-- Begin --
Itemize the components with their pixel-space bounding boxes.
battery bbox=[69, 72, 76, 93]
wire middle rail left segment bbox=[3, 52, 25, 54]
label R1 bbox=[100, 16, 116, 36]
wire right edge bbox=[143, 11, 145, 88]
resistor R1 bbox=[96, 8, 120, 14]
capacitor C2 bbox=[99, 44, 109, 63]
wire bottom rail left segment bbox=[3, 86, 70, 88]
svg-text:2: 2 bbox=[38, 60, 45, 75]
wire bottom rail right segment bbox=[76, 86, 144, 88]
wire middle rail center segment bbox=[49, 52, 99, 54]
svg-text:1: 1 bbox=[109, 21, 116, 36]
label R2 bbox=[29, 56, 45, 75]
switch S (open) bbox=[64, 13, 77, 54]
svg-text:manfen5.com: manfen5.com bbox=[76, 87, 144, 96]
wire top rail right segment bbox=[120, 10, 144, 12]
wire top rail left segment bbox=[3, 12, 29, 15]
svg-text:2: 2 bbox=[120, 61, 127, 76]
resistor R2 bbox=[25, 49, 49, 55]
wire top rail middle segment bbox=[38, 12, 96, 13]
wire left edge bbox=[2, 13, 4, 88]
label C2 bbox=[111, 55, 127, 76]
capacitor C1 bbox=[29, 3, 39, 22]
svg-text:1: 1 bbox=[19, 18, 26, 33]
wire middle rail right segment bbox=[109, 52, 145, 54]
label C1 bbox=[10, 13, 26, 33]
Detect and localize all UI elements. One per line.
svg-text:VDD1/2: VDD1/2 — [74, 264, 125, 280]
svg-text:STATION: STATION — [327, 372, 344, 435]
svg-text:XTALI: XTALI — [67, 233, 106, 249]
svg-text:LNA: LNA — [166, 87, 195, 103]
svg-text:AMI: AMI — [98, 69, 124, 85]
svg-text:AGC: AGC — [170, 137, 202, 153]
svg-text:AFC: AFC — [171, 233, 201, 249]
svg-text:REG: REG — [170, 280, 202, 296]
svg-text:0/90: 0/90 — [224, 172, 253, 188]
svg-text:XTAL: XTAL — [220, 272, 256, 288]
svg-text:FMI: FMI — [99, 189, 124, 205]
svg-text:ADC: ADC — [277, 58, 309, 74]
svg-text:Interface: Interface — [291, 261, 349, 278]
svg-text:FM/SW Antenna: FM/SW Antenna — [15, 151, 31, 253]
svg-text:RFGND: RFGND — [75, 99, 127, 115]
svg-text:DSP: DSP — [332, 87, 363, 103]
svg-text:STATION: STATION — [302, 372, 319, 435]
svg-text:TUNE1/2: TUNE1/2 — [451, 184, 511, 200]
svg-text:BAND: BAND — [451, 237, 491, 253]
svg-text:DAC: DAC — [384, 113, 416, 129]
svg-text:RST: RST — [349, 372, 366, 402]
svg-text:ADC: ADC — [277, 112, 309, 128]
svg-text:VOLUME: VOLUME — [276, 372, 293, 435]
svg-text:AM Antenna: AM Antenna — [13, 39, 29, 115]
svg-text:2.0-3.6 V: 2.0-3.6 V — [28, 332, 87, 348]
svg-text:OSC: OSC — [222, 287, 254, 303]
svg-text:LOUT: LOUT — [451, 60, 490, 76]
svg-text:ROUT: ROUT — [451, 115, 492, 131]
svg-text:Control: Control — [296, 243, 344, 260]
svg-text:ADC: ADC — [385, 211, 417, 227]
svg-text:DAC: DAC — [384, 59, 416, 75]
-- End --
-- Begin --
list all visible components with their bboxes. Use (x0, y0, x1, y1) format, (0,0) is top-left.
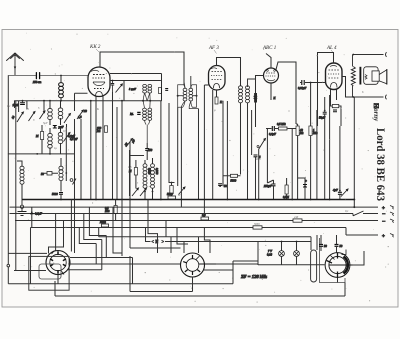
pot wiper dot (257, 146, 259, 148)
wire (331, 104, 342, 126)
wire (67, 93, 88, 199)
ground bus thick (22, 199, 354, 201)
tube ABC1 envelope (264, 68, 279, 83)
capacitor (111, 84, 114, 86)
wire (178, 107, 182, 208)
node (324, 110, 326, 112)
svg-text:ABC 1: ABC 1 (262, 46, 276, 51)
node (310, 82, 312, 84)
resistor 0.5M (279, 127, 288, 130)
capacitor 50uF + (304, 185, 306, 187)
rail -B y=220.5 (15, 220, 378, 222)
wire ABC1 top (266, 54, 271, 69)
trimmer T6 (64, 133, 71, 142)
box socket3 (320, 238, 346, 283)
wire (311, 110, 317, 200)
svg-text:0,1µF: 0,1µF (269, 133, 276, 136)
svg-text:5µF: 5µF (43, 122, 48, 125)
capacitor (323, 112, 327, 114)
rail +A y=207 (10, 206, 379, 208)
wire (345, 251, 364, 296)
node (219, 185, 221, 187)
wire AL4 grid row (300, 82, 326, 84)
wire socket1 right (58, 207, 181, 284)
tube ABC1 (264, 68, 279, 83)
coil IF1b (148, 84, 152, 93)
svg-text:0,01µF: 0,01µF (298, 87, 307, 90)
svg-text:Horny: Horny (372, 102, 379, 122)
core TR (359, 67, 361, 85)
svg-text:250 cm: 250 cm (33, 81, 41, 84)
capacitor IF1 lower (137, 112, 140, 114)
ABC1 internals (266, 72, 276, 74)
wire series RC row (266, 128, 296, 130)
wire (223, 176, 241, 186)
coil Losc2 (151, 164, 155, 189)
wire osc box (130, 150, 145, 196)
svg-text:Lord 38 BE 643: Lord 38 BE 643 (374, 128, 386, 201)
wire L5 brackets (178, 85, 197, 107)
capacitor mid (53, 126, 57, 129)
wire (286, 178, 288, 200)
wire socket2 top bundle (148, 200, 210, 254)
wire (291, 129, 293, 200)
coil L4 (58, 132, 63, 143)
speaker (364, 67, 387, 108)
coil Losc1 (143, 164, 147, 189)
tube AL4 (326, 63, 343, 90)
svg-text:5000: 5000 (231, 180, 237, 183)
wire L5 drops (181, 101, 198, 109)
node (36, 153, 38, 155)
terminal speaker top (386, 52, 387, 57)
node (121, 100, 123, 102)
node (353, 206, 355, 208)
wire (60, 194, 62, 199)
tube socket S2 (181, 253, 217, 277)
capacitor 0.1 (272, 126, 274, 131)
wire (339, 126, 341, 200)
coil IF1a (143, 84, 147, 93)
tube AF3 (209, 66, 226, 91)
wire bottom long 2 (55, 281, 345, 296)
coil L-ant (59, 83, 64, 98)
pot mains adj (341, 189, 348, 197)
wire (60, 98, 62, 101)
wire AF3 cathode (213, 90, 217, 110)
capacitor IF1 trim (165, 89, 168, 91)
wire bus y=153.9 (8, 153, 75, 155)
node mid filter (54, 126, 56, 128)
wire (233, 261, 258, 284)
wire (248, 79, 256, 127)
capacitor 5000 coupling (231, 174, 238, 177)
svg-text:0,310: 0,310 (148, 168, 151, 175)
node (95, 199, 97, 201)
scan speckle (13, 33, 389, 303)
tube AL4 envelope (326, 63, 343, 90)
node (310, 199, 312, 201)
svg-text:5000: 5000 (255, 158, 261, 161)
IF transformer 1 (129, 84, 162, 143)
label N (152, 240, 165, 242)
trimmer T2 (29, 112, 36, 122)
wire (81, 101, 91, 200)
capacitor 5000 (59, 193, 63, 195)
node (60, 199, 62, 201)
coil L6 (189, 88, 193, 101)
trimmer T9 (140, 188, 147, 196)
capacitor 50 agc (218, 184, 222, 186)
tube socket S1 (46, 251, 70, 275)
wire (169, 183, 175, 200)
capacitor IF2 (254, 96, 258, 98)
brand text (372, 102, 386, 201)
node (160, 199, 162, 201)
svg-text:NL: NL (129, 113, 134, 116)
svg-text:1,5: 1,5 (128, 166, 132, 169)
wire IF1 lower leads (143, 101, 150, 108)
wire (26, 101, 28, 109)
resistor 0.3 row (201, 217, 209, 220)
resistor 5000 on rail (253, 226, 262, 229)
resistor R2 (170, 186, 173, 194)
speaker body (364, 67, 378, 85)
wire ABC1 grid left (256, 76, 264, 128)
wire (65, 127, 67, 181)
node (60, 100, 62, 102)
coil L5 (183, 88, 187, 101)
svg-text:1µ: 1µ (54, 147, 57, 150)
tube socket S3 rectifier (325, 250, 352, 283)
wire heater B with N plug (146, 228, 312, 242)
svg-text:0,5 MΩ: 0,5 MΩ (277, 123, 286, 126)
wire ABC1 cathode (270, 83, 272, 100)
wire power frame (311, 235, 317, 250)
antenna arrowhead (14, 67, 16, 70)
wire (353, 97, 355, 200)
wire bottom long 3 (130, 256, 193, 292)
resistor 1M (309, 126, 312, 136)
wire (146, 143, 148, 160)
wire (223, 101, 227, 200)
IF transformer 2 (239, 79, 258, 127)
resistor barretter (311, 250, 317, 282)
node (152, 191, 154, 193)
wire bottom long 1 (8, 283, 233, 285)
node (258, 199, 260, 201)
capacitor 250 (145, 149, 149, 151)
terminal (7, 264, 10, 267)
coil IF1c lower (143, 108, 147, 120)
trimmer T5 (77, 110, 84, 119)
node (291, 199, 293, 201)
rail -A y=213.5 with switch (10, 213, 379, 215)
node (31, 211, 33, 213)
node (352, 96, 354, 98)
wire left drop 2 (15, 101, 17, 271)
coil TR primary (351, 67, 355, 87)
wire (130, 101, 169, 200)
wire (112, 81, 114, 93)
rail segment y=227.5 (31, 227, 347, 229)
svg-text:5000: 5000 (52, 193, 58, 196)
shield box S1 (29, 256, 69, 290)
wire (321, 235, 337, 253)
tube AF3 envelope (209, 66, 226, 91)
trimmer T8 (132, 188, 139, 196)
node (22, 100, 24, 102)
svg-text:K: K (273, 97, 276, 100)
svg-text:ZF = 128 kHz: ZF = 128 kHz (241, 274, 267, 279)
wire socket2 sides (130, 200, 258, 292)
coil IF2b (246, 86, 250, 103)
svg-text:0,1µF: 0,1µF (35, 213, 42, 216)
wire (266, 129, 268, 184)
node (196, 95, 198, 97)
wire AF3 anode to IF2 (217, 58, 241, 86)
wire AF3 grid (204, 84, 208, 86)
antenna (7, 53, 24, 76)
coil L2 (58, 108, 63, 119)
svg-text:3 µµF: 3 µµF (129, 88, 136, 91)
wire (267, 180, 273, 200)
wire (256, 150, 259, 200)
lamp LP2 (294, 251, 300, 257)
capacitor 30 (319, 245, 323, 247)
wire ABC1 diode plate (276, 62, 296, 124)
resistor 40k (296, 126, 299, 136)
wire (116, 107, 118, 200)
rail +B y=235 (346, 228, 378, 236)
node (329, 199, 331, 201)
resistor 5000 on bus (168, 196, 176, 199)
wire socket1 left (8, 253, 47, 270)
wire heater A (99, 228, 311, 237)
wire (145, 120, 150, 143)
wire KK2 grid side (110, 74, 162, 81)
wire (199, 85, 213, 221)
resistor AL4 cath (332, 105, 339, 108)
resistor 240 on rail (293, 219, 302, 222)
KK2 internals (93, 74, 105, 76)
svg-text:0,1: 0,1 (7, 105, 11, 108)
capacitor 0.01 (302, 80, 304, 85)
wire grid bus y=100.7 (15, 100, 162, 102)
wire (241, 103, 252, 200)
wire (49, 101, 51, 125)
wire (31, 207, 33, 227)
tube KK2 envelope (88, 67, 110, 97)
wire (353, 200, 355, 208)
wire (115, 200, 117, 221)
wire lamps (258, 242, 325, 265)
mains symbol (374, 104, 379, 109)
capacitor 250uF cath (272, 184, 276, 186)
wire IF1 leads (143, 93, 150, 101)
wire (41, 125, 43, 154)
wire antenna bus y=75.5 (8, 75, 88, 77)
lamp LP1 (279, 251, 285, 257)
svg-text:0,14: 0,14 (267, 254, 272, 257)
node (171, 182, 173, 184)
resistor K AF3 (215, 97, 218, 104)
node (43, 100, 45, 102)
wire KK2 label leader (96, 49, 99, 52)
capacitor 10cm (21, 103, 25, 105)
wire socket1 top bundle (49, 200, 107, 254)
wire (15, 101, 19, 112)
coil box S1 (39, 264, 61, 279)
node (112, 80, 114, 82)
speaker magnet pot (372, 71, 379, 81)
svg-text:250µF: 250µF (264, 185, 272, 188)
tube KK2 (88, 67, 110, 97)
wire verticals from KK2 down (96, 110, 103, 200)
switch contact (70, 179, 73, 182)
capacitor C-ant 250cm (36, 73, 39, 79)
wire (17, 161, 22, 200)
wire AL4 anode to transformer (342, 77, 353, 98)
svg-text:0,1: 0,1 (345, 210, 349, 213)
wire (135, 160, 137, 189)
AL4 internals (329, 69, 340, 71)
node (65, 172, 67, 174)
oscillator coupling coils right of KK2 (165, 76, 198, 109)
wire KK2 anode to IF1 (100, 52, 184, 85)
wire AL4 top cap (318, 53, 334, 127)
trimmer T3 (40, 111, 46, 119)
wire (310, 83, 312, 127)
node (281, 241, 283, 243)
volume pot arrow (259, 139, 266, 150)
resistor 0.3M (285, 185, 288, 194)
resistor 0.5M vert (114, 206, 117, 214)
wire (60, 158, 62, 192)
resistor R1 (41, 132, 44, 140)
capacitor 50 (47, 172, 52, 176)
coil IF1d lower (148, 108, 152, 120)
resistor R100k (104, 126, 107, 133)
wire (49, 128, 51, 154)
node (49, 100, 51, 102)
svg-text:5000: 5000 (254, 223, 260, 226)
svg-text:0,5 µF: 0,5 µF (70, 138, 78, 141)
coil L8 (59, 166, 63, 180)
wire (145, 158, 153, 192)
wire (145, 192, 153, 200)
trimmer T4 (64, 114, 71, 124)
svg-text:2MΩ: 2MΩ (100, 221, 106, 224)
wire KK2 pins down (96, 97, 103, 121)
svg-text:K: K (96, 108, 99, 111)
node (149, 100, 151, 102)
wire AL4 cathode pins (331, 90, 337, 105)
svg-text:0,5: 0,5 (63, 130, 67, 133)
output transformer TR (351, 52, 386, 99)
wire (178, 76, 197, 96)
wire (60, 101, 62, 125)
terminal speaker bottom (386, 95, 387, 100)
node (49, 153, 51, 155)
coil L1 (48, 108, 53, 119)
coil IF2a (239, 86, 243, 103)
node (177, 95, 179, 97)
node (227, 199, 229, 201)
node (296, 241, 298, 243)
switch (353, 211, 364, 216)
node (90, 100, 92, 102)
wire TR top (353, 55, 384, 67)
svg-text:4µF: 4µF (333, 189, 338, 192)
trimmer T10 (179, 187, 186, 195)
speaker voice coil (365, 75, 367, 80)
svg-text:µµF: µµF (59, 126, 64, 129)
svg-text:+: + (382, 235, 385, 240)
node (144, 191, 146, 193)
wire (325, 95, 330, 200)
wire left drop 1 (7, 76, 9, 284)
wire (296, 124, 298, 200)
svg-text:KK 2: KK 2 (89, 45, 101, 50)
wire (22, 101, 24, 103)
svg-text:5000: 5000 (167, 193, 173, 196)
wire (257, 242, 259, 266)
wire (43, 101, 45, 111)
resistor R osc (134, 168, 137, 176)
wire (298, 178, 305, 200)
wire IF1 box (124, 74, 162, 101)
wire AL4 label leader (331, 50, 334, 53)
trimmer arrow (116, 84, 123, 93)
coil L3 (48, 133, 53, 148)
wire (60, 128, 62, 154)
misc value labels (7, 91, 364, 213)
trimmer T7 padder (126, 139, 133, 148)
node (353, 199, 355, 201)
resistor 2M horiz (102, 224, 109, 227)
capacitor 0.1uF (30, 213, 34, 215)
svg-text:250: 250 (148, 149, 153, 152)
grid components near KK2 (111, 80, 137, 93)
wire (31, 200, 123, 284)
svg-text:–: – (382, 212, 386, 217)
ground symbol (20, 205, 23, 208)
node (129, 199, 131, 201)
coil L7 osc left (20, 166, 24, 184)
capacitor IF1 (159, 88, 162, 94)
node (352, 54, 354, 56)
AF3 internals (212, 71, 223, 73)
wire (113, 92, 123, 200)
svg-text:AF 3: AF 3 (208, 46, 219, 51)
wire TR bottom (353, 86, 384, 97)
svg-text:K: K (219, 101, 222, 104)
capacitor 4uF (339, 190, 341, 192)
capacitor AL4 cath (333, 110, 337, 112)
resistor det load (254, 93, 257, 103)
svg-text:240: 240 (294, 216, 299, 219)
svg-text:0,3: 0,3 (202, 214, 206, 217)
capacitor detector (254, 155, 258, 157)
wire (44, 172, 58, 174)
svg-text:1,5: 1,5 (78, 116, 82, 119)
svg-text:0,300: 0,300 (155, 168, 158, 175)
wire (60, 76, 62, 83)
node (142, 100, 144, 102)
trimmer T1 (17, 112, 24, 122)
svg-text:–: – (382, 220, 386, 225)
-- End --
Swap "node" for "junction" in the rows starting with the row that contains "pot wiper dot (257, 146, 259, 148)" and going on through the row that contains "resistor 0.5M (279, 127, 288, 130)", and give only those rows back with everything else unchanged.

pot wiper dot (257, 146, 259, 148)
wire (331, 104, 342, 126)
wire (67, 93, 88, 199)
ground bus thick (22, 199, 354, 201)
tube ABC1 envelope (264, 68, 279, 83)
capacitor (111, 84, 114, 86)
wire (178, 107, 182, 208)
junction (324, 110, 326, 112)
svg-text:ABC 1: ABC 1 (262, 46, 276, 51)
junction (310, 82, 312, 84)
resistor 0.5M (279, 127, 288, 130)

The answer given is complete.